## Start DATA PROVIDED

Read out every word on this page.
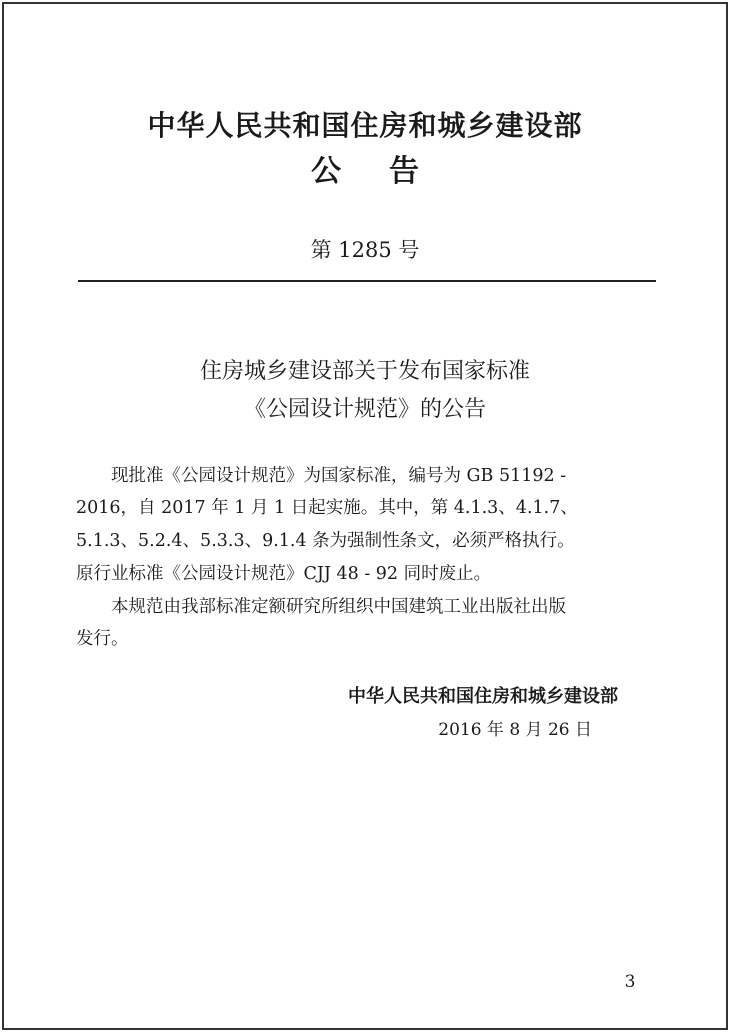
中华人民共和国住房和城乡建设部
公告
第 1285 号
住房城乡建设部关于发布国家标准
《公园设计规范》的公告
现批准《公园设计规范》为国家标准，编号为 GB 51192 -
2016，自 2017 年 1 月 1 日起实施。其中，第 4.1.3、4.1.7、
5.1.3、5.2.4、5.3.3、9.1.4 条为强制性条文，必须严格执行。
原行业标准《公园设计规范》CJJ 48 - 92 同时废止。
本规范由我部标准定额研究所组织中国建筑工业出版社出版
发行。
中华人民共和国住房和城乡建设部
2016 年 8 月 26 日
3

## End DATA PROVIDED

• TASK INSTRUCTIONS
Filter the records down to the lines that contain the string "公园设计规范", and copy those lines.

• ANSWER TO THIS PROBLEM
《公园设计规范》的公告
现批准《公园设计规范》为国家标准，编号为 GB 51192 -
原行业标准《公园设计规范》CJJ 48 - 92 同时废止。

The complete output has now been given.